## AIM
Check every line below for the word "Zábřeh" and show those that hold it.
----------
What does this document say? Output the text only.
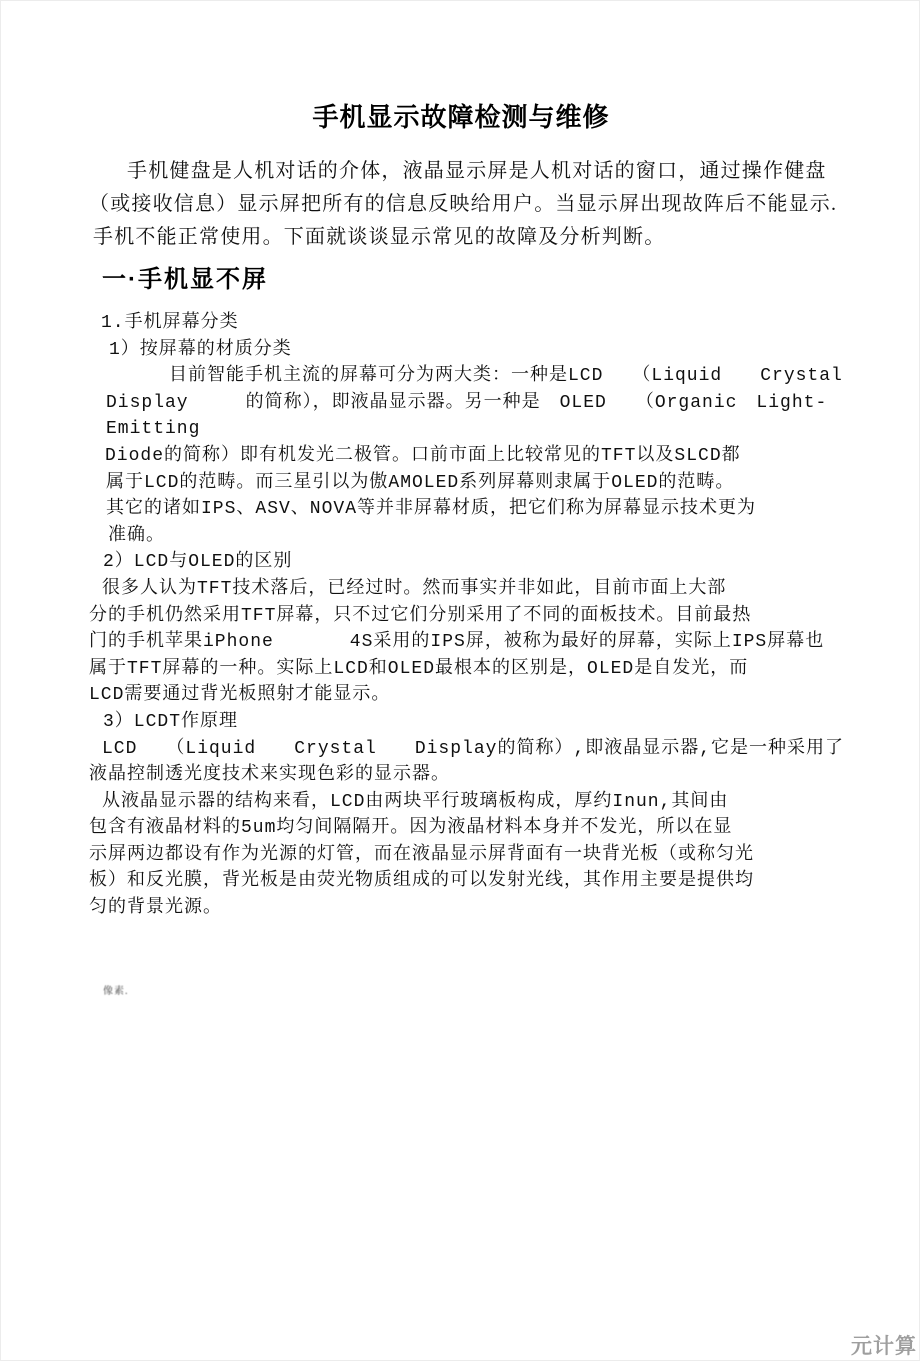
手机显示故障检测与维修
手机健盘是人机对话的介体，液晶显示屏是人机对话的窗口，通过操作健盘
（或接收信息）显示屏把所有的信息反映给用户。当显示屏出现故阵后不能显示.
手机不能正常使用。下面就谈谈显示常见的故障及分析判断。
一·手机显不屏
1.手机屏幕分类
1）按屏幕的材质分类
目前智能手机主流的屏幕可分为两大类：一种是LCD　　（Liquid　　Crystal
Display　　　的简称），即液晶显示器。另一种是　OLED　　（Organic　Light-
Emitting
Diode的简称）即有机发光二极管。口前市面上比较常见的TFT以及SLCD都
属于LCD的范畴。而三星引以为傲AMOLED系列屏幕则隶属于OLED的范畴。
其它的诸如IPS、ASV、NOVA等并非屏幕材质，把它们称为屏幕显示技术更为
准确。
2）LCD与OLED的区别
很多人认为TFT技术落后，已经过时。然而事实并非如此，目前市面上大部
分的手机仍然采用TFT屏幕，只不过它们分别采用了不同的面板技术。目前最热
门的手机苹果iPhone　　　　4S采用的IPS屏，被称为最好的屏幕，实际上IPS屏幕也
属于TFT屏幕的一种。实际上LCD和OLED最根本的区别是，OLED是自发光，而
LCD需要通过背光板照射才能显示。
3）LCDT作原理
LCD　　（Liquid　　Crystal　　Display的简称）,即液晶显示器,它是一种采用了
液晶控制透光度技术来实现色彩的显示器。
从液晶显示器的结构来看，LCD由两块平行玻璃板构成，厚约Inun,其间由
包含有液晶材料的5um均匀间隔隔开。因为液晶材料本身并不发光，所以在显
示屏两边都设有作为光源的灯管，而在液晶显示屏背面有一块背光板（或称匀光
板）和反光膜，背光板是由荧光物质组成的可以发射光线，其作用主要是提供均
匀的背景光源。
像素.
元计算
----------
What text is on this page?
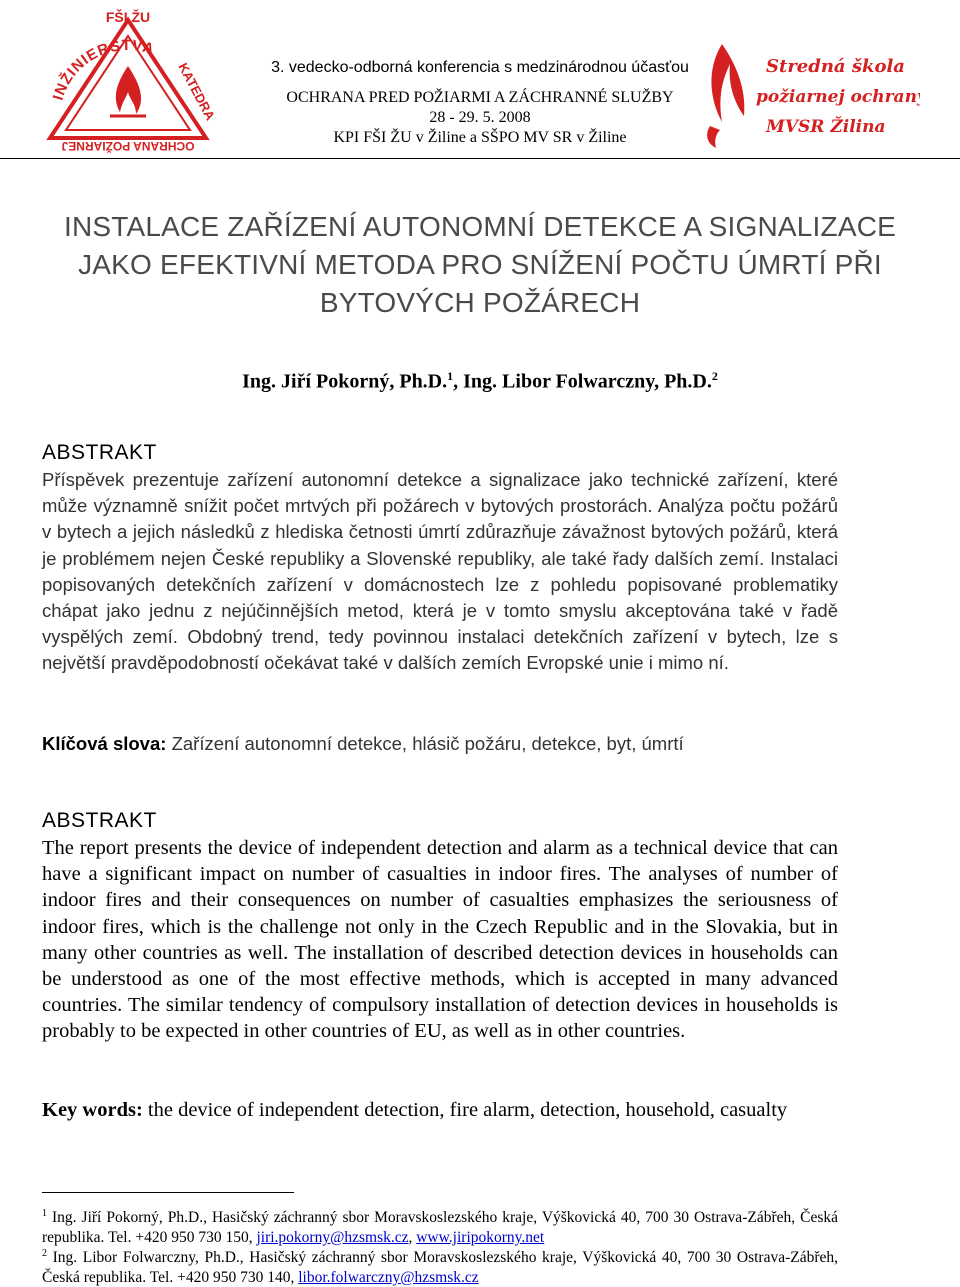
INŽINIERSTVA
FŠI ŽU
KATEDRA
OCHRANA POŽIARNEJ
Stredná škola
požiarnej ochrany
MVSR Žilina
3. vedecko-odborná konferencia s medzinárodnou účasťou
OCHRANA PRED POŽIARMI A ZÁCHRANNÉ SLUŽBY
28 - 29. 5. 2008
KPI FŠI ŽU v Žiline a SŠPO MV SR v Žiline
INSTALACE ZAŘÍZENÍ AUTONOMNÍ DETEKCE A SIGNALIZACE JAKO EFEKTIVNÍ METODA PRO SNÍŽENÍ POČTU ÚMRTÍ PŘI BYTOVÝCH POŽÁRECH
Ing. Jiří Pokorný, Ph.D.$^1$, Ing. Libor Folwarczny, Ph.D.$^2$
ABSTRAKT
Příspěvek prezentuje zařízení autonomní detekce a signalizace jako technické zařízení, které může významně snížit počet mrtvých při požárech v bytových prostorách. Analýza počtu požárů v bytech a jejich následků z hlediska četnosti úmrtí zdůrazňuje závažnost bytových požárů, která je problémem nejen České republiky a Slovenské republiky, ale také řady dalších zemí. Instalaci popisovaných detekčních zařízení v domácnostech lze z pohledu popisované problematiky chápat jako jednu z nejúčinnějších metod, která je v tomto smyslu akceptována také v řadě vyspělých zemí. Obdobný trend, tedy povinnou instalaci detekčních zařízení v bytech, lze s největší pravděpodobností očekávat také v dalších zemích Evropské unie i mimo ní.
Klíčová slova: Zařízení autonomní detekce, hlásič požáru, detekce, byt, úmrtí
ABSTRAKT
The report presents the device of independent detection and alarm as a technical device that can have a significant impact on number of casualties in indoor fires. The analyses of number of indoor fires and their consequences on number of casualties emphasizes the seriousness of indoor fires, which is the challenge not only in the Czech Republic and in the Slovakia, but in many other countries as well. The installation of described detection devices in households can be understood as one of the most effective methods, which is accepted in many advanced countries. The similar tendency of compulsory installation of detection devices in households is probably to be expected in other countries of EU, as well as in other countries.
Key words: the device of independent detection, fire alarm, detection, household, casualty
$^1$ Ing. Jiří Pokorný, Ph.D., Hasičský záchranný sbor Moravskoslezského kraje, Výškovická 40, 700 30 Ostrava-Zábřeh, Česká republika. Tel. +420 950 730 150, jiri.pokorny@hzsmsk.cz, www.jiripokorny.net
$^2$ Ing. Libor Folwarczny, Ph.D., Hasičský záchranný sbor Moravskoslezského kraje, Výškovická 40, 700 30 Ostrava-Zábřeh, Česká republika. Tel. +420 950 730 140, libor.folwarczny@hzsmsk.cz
----------
## TASK SOLUTION
$^1$ Ing. Jiří Pokorný, Ph.D., Hasičský záchranný sbor Moravskoslezského kraje, Výškovická 40, 700 30 Ostrava-Zábřeh, Česká republika. Tel. +420 950 730 150, jiri.pokorny@hzsmsk.cz, www.jiripokorny.net
$^2$ Ing. Libor Folwarczny, Ph.D., Hasičský záchranný sbor Moravskoslezského kraje, Výškovická 40, 700 30 Ostrava-Zábřeh, Česká republika. Tel. +420 950 730 140, libor.folwarczny@hzsmsk.cz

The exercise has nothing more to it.